• [YOUR GOAL]: Find how many lines in the material contain "name"; your answer should be that number alone.

(Dataset entries on figures)
--------------------------------------------------

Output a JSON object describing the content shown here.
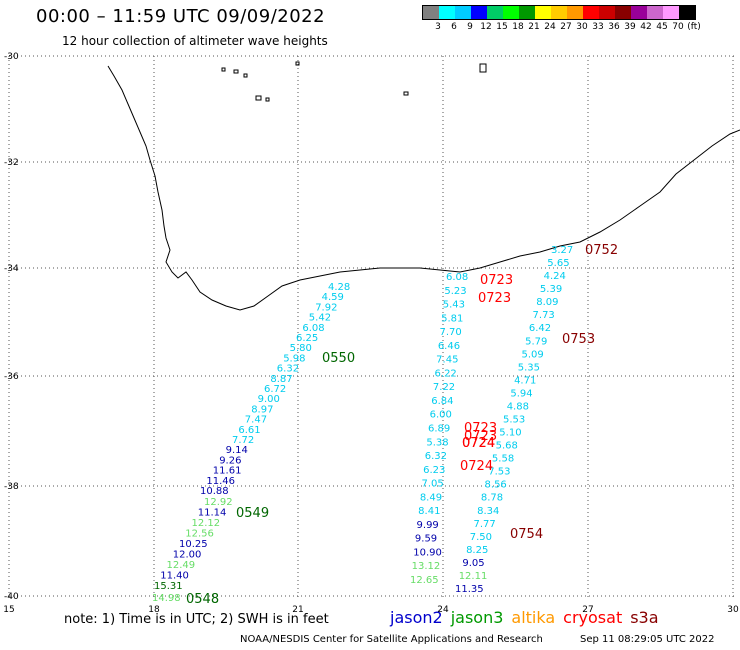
{
  "header": {
    "title": "00:00 – 11:59 UTC 09/09/2022",
    "subtitle": "12 hour collection of altimeter wave heights"
  },
  "legend": {
    "colors": [
      "#808080",
      "#00ffff",
      "#00ccff",
      "#0000ff",
      "#00cc66",
      "#00ff00",
      "#009900",
      "#ffff00",
      "#ffcc00",
      "#ff9900",
      "#ff0000",
      "#cc0000",
      "#880000",
      "#990099",
      "#cc66cc",
      "#ff99ff",
      "#000000"
    ],
    "labels": [
      "3",
      "6",
      "9",
      "12",
      "15",
      "18",
      "21",
      "24",
      "27",
      "30",
      "33",
      "36",
      "39",
      "42",
      "45",
      "70",
      "(ft)"
    ]
  },
  "axes": {
    "lat_labels": [
      "-30",
      "-32",
      "-34",
      "-36",
      "-38",
      "-40"
    ],
    "lon_labels": [
      "15",
      "18",
      "21",
      "24",
      "27",
      "30"
    ]
  },
  "passes": [
    {
      "name": "0550",
      "color": "#006600",
      "values": [
        {
          "t": "4.28",
          "c": "#00ccee"
        },
        {
          "t": "4.59",
          "c": "#00ccee"
        },
        {
          "t": "7.92",
          "c": "#00ccee"
        },
        {
          "t": "5.42",
          "c": "#00ccee"
        },
        {
          "t": "6.08",
          "c": "#00ccee"
        },
        {
          "t": "6.25",
          "c": "#00ccee"
        },
        {
          "t": "5.80",
          "c": "#00ccee"
        },
        {
          "t": "5.98",
          "c": "#00ccee"
        },
        {
          "t": "6.32",
          "c": "#00ccee"
        },
        {
          "t": "8.87",
          "c": "#00ccee"
        },
        {
          "t": "6.72",
          "c": "#00ccee"
        },
        {
          "t": "9.00",
          "c": "#00ccee"
        },
        {
          "t": "8.97",
          "c": "#00ccee"
        },
        {
          "t": "7.47",
          "c": "#00ccee"
        },
        {
          "t": "6.61",
          "c": "#00ccee"
        },
        {
          "t": "7.72",
          "c": "#00ccee"
        },
        {
          "t": "9.14",
          "c": "#0000aa"
        },
        {
          "t": "9.26",
          "c": "#0000aa"
        },
        {
          "t": "11.61",
          "c": "#0000aa"
        },
        {
          "t": "11.46",
          "c": "#0000aa"
        },
        {
          "t": "10.88",
          "c": "#0000aa"
        }
      ]
    },
    {
      "name": "0549",
      "color": "#006600",
      "values": [
        {
          "t": "12.92",
          "c": "#66dd66"
        },
        {
          "t": "11.14",
          "c": "#0000aa"
        },
        {
          "t": "12.12",
          "c": "#66dd66"
        },
        {
          "t": "12.56",
          "c": "#66dd66"
        },
        {
          "t": "10.25",
          "c": "#0000aa"
        },
        {
          "t": "12.00",
          "c": "#0000aa"
        },
        {
          "t": "12.49",
          "c": "#66dd66"
        },
        {
          "t": "11.40",
          "c": "#0000aa"
        },
        {
          "t": "15.31",
          "c": "#006600"
        }
      ]
    },
    {
      "name": "0548",
      "color": "#006600",
      "values": [
        {
          "t": "14.98",
          "c": "#66dd66"
        }
      ]
    },
    {
      "name": "0723",
      "color": "#ff0000",
      "values": [
        {
          "t": "6.08",
          "c": "#00ccee"
        },
        {
          "t": "5.23",
          "c": "#00ccee"
        },
        {
          "t": "5.43",
          "c": "#00ccee"
        },
        {
          "t": "5.81",
          "c": "#00ccee"
        },
        {
          "t": "7.70",
          "c": "#00ccee"
        },
        {
          "t": "6.46",
          "c": "#00ccee"
        },
        {
          "t": "7.45",
          "c": "#00ccee"
        },
        {
          "t": "6.22",
          "c": "#00ccee"
        },
        {
          "t": "7.22",
          "c": "#00ccee"
        },
        {
          "t": "6.84",
          "c": "#00ccee"
        },
        {
          "t": "6.00",
          "c": "#00ccee"
        },
        {
          "t": "6.89",
          "c": "#00ccee"
        },
        {
          "t": "5.38",
          "c": "#00ccee"
        },
        {
          "t": "6.32",
          "c": "#00ccee"
        },
        {
          "t": "6.23",
          "c": "#00ccee"
        },
        {
          "t": "7.05",
          "c": "#00ccee"
        },
        {
          "t": "8.49",
          "c": "#00ccee"
        },
        {
          "t": "8.41",
          "c": "#00ccee"
        },
        {
          "t": "9.99",
          "c": "#0000aa"
        },
        {
          "t": "9.59",
          "c": "#0000aa"
        },
        {
          "t": "10.90",
          "c": "#0000aa"
        },
        {
          "t": "13.12",
          "c": "#66dd66"
        },
        {
          "t": "12.65",
          "c": "#66dd66"
        }
      ]
    },
    {
      "name": "0753",
      "color": "#880000",
      "values": [
        {
          "t": "3.27",
          "c": "#00ccee"
        },
        {
          "t": "5.65",
          "c": "#00ccee"
        },
        {
          "t": "4.24",
          "c": "#00ccee"
        },
        {
          "t": "5.39",
          "c": "#00ccee"
        },
        {
          "t": "8.09",
          "c": "#00ccee"
        },
        {
          "t": "7.73",
          "c": "#00ccee"
        },
        {
          "t": "6.42",
          "c": "#00ccee"
        },
        {
          "t": "5.79",
          "c": "#00ccee"
        },
        {
          "t": "5.09",
          "c": "#00ccee"
        },
        {
          "t": "5.35",
          "c": "#00ccee"
        },
        {
          "t": "4.71",
          "c": "#00ccee"
        },
        {
          "t": "5.94",
          "c": "#00ccee"
        },
        {
          "t": "4.88",
          "c": "#00ccee"
        },
        {
          "t": "5.53",
          "c": "#00ccee"
        },
        {
          "t": "5.10",
          "c": "#00ccee"
        },
        {
          "t": "5.68",
          "c": "#00ccee"
        },
        {
          "t": "5.58",
          "c": "#00ccee"
        },
        {
          "t": "7.53",
          "c": "#00ccee"
        },
        {
          "t": "8.56",
          "c": "#00ccee"
        },
        {
          "t": "8.78",
          "c": "#00ccee"
        },
        {
          "t": "8.34",
          "c": "#00ccee"
        },
        {
          "t": "7.77",
          "c": "#00ccee"
        },
        {
          "t": "7.50",
          "c": "#00ccee"
        },
        {
          "t": "8.25",
          "c": "#00ccee"
        },
        {
          "t": "9.05",
          "c": "#0000aa"
        },
        {
          "t": "12.11",
          "c": "#66dd66"
        },
        {
          "t": "11.35",
          "c": "#0000aa"
        }
      ]
    }
  ],
  "time_labels": [
    {
      "t": "0752",
      "c": "#880000"
    },
    {
      "t": "0723",
      "c": "#ff0000"
    },
    {
      "t": "0723",
      "c": "#ff0000"
    },
    {
      "t": "0753",
      "c": "#880000"
    },
    {
      "t": "0550",
      "c": "#006600"
    },
    {
      "t": "0723",
      "c": "#ff0000"
    },
    {
      "t": "0723",
      "c": "#ff0000"
    },
    {
      "t": "0724",
      "c": "#ff0000"
    },
    {
      "t": "0724",
      "c": "#ff0000"
    },
    {
      "t": "0724",
      "c": "#ff0000"
    },
    {
      "t": "0549",
      "c": "#006600"
    },
    {
      "t": "0754",
      "c": "#880000"
    },
    {
      "t": "0548",
      "c": "#006600"
    }
  ],
  "note": "note: 1) Time is in UTC; 2) SWH is in feet",
  "satellites": [
    {
      "name": "jason2",
      "color": "#0000cc"
    },
    {
      "name": "jason3",
      "color": "#009900"
    },
    {
      "name": "altika",
      "color": "#ff9900"
    },
    {
      "name": "cryosat",
      "color": "#ff0000"
    },
    {
      "name": "s3a",
      "color": "#880000"
    }
  ],
  "footer": {
    "credit": "NOAA/NESDIS Center for Satellite Applications and Research",
    "timestamp": "Sep 11 08:29:05 UTC 2022"
  }
}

--------------------------------------------------

• [TASK ANSWER]: 10